In 2000, schoolteacher Khodadad Sarwari, from Ghazni in the country’s east, heard that the mullahs were coming to get him. He was often followed and his home was once ransacked. But he had already planned an escape for his wife, their three children and his brother. His father was a relatively wealthy storekeeper and provided the $US16,000 smuggler’s price for a ticket to Australia.
“When Australia rejected us, many of the Tampa people lost hope,” he says, sitting on the lounge-room floor of the east Auckland house that refugee services found for the family almost 10 years ago.
“But I knew about NZ from studying history and geography. I knew it was a nice and good country and I felt lucky to be accepted by [former NZ prime minister] Helen Clark at the time. I didn’t feel that we were rejected by the Australian people; it was just the politics of the time.”
Sitting near him is son Haadi, 14, whose memory of Afghanistan is slight.
“It was a very long time ago,” he says. “My parents tell me the stories. I just feel very comfortable now to be in such a safe and free country.”
Sarwari’s daughter Zahra uses the memory of the difficult days in her homeland and life on the run as an inspiration.

*****

§ GOAL A: In the passage about Khodadad Sarwari's family, how much was the smuggler's price for a ticket to Australia?

[Records of where elements appear]

*****

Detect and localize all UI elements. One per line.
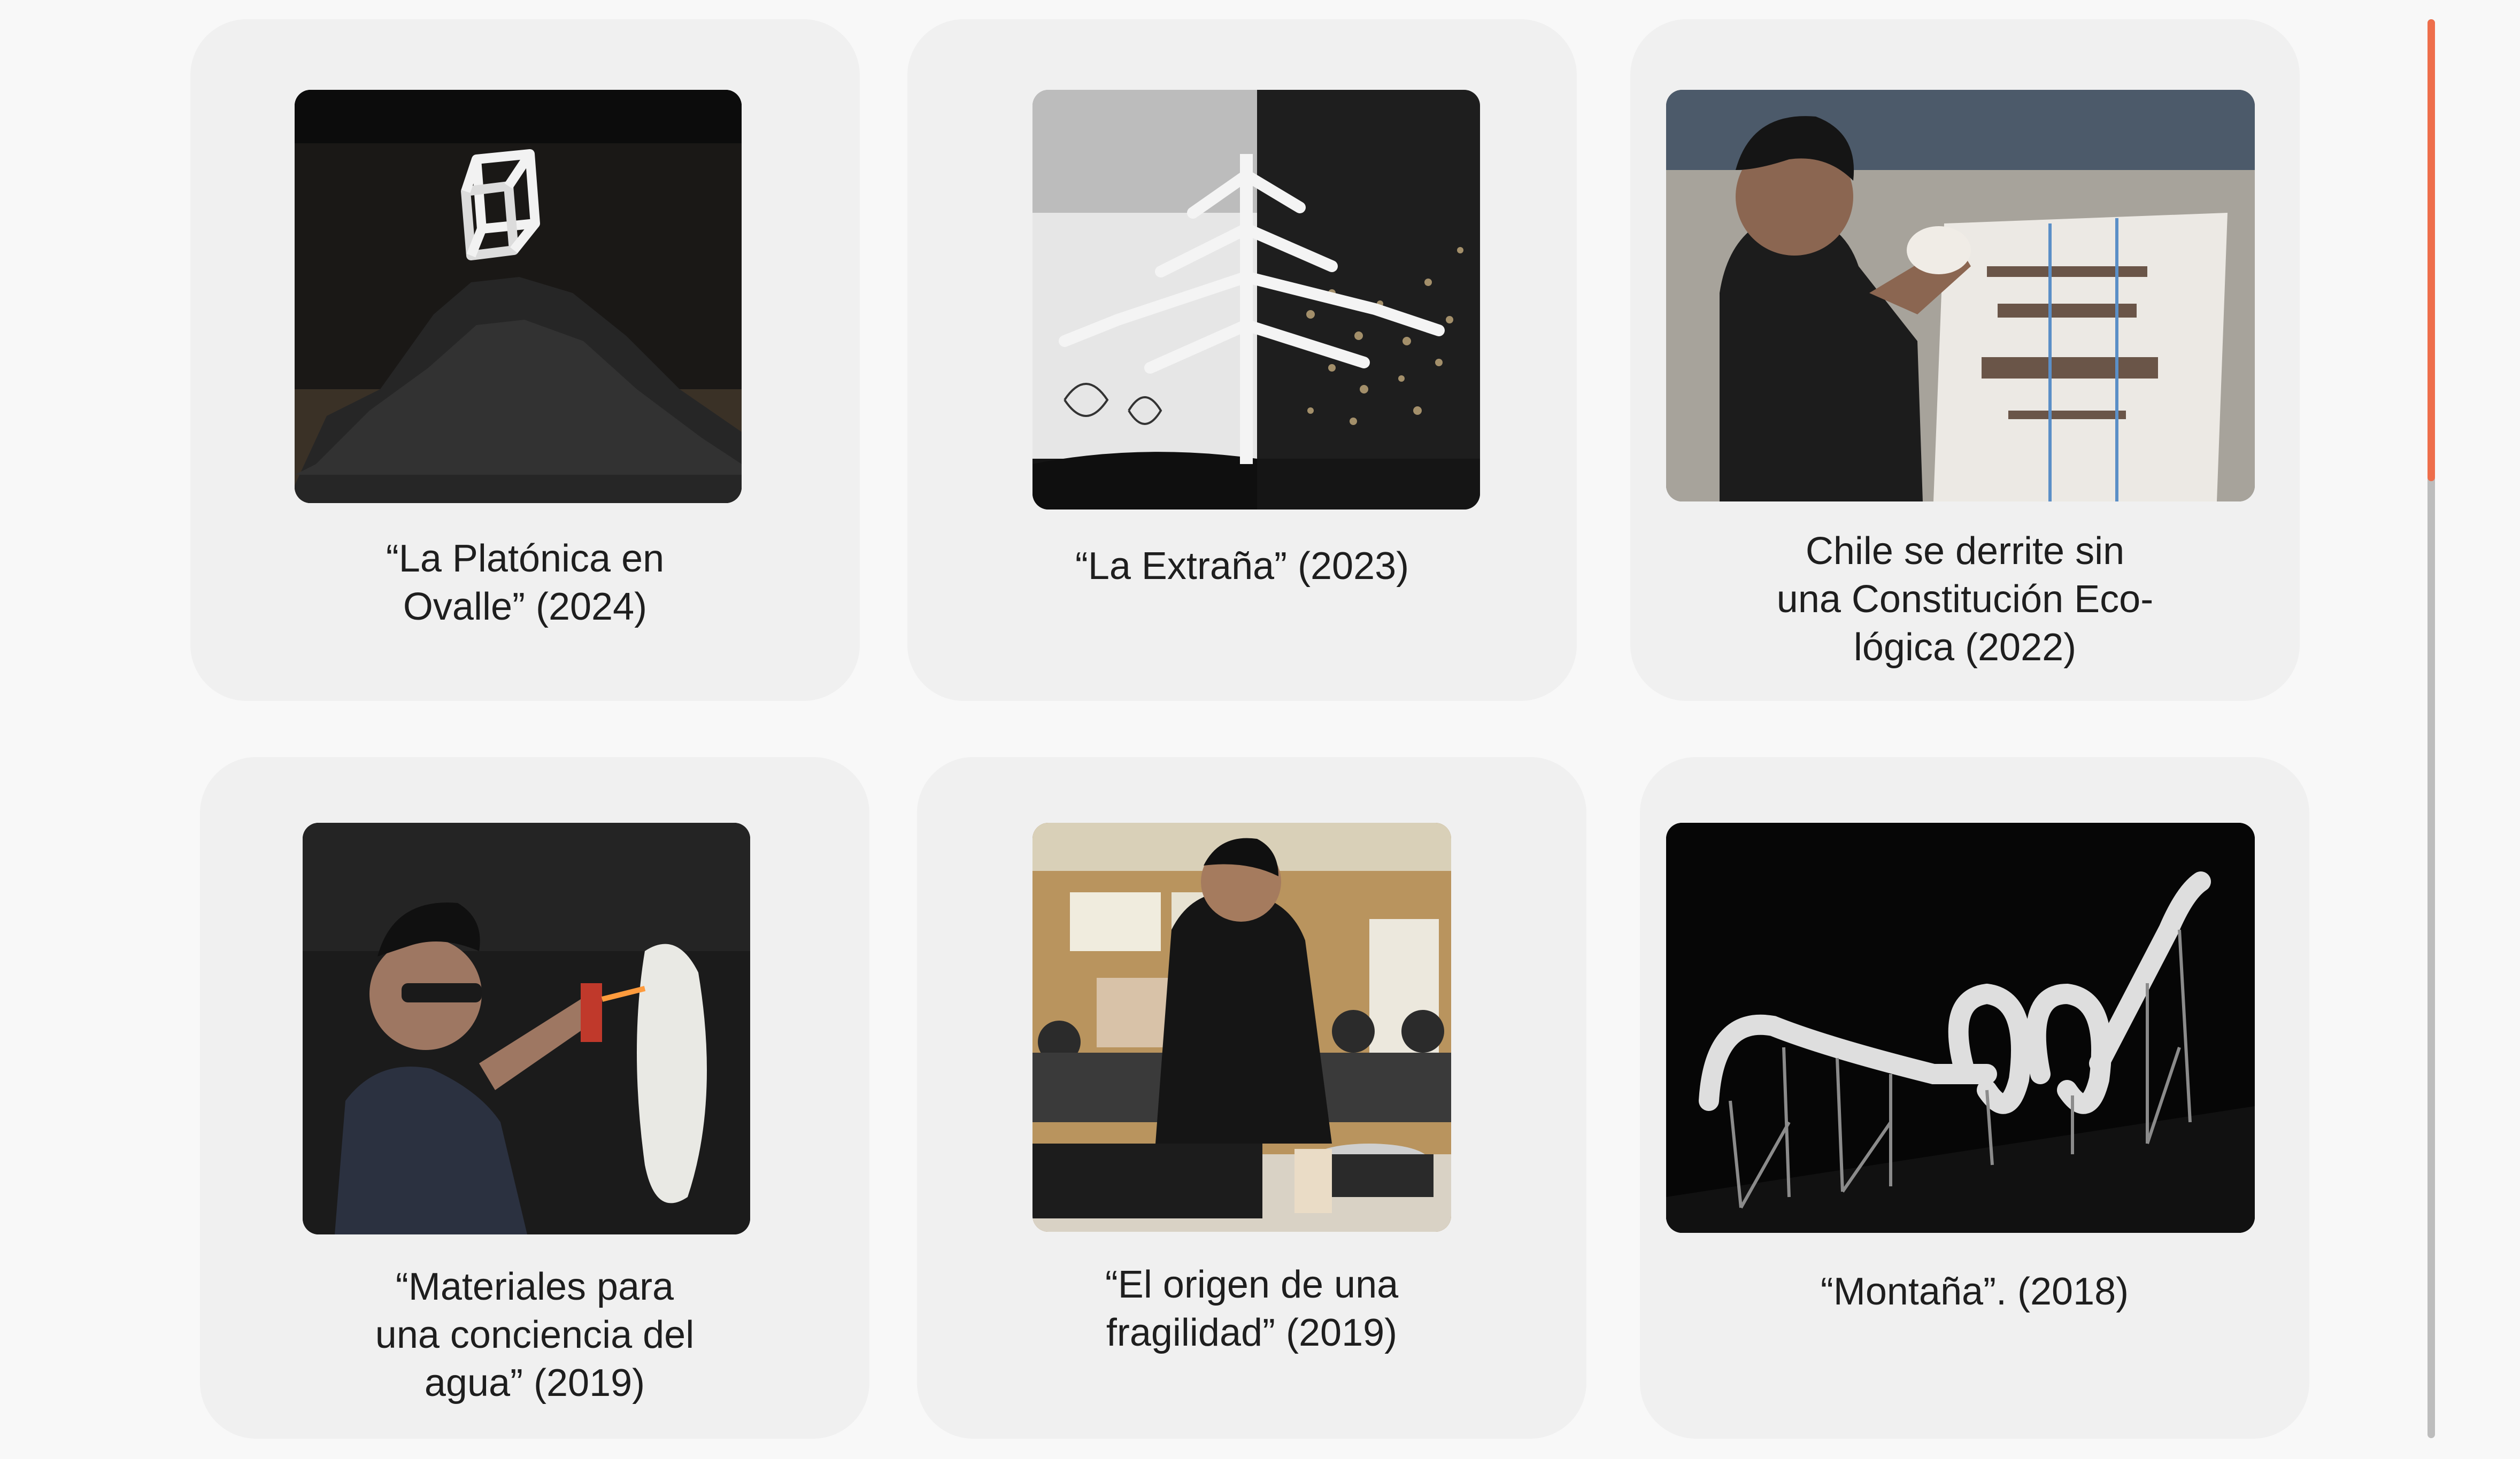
gallery-card[interactable]: “La Platónica en Ovalle” (2024) [190,19,860,701]
gallery-card[interactable]: “La Extraña” (2023) [907,19,1577,701]
gallery-page: “La Platónica en Ovalle” (2024) “La Extr… [0,0,2520,1459]
gallery-caption: “La Platónica en Ovalle” (2024) [386,537,665,628]
gallery-image[interactable] [1032,90,1480,510]
gallery-caption: Chile se derrite sin una Constitución Ec… [1776,530,2154,669]
gallery-image[interactable] [1666,90,2255,501]
gallery-image[interactable] [1666,823,2255,1233]
gallery-card[interactable]: Chile se derrite sin una Constitución Ec… [1630,19,2300,701]
gallery-image[interactable] [295,90,742,503]
gallery-caption: “Materiales para una conciencia del agua… [375,1265,695,1404]
gallery-card[interactable]: “Materiales para una conciencia del agua… [200,757,869,1439]
scrollbar-thumb[interactable] [2427,19,2435,481]
gallery-card[interactable]: “El origen de una fragilidad” (2019) [917,757,1586,1439]
gallery-caption: “La Extraña” (2023) [1075,545,1409,588]
gallery-image[interactable] [303,823,750,1234]
scrollbar-track[interactable] [2427,19,2435,1438]
gallery-image[interactable] [1032,823,1451,1232]
gallery-caption: “El origen de una fragilidad” (2019) [1105,1263,1399,1354]
gallery-caption: “Montaña”. (2018) [1820,1270,2129,1313]
gallery-card[interactable]: “Montaña”. (2018) [1640,757,2309,1439]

*****

§ GOAL B: Reproduce every line of the records above verbatim, leaving out the picture.

§ WORKED ANSWER A: $US16,000

§ WORKED ANSWER B:
Detect and localize all UI elements. One per line.
gallery-card[interactable]: “La Platónica en Ovalle” (2024) [190,19,860,701]
gallery-card[interactable]: “La Extraña” (2023) [907,19,1577,701]
gallery-page: “La Platónica en Ovalle” (2024) “La Extr… [0,0,2520,1459]
gallery-caption: “La Platónica en Ovalle” (2024) [386,537,665,628]
gallery-image[interactable] [1032,90,1480,510]
gallery-caption: Chile se derrite sin una Constitución Ec… [1776,530,2154,669]
gallery-image[interactable] [1666,90,2255,501]
gallery-image[interactable] [1666,823,2255,1233]
gallery-card[interactable]: Chile se derrite sin una Constitución Ec… [1630,19,2300,701]
gallery-image[interactable] [295,90,742,503]
gallery-caption: “Materiales para una conciencia del agua… [375,1265,695,1404]
gallery-card[interactable]: “Materiales para una conciencia del agua… [200,757,869,1439]
scrollbar-thumb[interactable] [2427,19,2435,481]
gallery-card[interactable]: “El origen de una fragilidad” (2019) [917,757,1586,1439]
gallery-caption: “La Extraña” (2023) [1075,545,1409,588]
gallery-image[interactable] [303,823,750,1234]
scrollbar-track[interactable] [2427,19,2435,1438]
gallery-image[interactable] [1032,823,1451,1232]
gallery-caption: “El origen de una fragilidad” (2019) [1105,1263,1399,1354]
gallery-caption: “Montaña”. (2018) [1820,1270,2129,1313]
gallery-card[interactable]: “Montaña”. (2018) [1640,757,2309,1439]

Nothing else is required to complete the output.